Which lines contain the word "Salı"? Return each of them as written.

(A block of data)

+===+

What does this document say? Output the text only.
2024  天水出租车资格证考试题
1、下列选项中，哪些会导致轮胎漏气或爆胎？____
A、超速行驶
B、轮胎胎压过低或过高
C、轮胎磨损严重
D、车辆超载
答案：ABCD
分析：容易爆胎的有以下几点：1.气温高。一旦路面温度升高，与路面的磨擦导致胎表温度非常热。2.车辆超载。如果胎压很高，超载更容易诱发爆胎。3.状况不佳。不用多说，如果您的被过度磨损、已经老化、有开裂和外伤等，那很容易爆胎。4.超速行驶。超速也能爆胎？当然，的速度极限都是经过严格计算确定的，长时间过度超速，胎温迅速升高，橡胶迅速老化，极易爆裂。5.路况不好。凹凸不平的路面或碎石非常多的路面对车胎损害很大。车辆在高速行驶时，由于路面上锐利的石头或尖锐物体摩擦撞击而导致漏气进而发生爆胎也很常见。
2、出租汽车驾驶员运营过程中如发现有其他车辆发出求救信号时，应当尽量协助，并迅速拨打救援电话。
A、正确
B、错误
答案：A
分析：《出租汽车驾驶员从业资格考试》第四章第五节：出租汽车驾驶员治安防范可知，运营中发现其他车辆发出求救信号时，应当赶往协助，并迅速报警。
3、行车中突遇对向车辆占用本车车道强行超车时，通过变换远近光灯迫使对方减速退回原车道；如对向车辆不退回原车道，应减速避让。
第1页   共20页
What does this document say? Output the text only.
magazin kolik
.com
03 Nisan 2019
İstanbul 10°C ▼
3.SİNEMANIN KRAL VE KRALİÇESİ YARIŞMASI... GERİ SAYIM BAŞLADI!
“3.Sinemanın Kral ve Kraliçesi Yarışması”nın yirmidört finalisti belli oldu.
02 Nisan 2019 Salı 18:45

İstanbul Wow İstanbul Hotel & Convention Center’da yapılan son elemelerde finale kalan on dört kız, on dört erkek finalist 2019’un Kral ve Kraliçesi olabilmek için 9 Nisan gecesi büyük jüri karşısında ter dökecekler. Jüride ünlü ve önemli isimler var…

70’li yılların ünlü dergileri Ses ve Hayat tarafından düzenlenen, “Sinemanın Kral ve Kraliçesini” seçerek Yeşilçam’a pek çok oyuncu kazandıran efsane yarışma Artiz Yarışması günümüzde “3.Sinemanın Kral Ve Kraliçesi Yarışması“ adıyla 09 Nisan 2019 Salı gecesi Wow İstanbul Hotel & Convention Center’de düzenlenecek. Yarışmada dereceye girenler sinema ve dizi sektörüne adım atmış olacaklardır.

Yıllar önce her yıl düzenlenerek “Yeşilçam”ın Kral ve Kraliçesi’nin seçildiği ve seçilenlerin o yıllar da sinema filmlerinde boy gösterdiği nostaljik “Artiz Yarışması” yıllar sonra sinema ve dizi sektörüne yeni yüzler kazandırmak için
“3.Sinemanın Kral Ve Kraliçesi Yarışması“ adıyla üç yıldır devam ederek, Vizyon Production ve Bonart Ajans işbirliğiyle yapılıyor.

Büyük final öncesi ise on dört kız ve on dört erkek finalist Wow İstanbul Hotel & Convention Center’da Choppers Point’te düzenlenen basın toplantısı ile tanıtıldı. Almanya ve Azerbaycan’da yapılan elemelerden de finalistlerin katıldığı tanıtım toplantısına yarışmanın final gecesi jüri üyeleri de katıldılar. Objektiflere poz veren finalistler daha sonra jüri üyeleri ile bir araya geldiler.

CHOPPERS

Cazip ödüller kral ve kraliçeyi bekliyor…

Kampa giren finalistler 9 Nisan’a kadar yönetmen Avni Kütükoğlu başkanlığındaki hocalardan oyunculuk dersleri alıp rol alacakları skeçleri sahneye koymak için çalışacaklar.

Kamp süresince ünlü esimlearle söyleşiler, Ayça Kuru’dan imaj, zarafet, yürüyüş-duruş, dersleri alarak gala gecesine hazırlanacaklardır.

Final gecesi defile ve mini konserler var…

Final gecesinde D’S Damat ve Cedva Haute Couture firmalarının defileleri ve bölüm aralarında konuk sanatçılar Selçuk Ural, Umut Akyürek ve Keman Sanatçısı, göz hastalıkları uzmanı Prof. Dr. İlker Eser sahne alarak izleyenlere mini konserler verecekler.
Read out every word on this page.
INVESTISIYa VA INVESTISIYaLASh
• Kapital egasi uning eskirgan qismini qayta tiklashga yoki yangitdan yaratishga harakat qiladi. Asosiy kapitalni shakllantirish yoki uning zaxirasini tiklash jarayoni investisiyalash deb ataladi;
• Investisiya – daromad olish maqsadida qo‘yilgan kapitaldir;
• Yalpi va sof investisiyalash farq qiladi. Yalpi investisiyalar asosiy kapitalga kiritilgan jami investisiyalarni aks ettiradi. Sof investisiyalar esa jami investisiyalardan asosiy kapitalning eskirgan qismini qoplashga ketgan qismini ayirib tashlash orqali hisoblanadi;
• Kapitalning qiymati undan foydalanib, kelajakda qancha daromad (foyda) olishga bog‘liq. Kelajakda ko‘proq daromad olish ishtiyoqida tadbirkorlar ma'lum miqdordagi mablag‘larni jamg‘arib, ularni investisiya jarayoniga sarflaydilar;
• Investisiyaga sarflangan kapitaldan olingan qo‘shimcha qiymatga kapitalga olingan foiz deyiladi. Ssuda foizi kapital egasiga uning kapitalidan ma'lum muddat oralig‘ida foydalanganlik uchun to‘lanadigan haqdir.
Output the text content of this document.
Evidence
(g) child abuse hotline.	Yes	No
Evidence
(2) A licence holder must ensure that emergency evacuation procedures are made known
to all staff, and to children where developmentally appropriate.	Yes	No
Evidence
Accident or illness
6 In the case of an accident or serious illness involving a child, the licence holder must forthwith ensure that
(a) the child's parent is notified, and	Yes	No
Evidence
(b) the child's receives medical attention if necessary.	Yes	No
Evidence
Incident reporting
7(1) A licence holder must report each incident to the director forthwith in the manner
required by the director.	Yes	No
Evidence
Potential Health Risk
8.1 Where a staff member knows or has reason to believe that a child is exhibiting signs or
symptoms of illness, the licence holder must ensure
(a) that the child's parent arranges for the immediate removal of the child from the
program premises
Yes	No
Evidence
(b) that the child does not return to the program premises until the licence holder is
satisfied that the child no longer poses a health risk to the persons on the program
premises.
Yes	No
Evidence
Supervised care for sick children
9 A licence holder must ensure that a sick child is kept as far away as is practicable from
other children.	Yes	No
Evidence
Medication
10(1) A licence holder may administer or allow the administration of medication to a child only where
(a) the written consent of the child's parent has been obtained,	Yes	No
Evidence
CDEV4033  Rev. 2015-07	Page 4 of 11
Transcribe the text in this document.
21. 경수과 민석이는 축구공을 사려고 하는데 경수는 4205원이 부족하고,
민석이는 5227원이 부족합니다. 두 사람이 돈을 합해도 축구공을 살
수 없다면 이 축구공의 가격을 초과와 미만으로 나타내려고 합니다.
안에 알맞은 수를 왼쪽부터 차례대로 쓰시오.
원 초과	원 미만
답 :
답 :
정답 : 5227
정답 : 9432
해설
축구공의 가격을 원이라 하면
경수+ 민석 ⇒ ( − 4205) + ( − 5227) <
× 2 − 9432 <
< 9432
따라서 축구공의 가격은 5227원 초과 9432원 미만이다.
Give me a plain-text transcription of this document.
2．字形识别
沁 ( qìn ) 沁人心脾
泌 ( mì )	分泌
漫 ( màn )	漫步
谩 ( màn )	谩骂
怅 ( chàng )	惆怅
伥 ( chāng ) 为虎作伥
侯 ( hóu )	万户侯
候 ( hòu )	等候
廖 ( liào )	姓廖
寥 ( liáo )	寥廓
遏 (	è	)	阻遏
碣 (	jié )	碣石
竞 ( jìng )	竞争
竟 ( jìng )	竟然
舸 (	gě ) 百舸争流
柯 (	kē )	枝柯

+===+

- Response to this task
02 Nisan 2019 Salı 18:45
70’li yılların ünlü dergileri Ses ve Hayat tarafından düzenlenen, “Sinemanın Kral ve Kraliçesini” seçerek Yeşilçam’a pek çok oyuncu kazandıran efsane yarışma Artiz Yarışması günümüzde “3.Sinemanın Kral Ve Kraliçesi Yarışması“ adıyla 09 Nisan 2019 Salı gecesi Wow İstanbul Hotel & Convention Center’de düzenlenecek. Yarışmada dereceye girenler sinema ve dizi sektörüne adım atmış olacaklardır.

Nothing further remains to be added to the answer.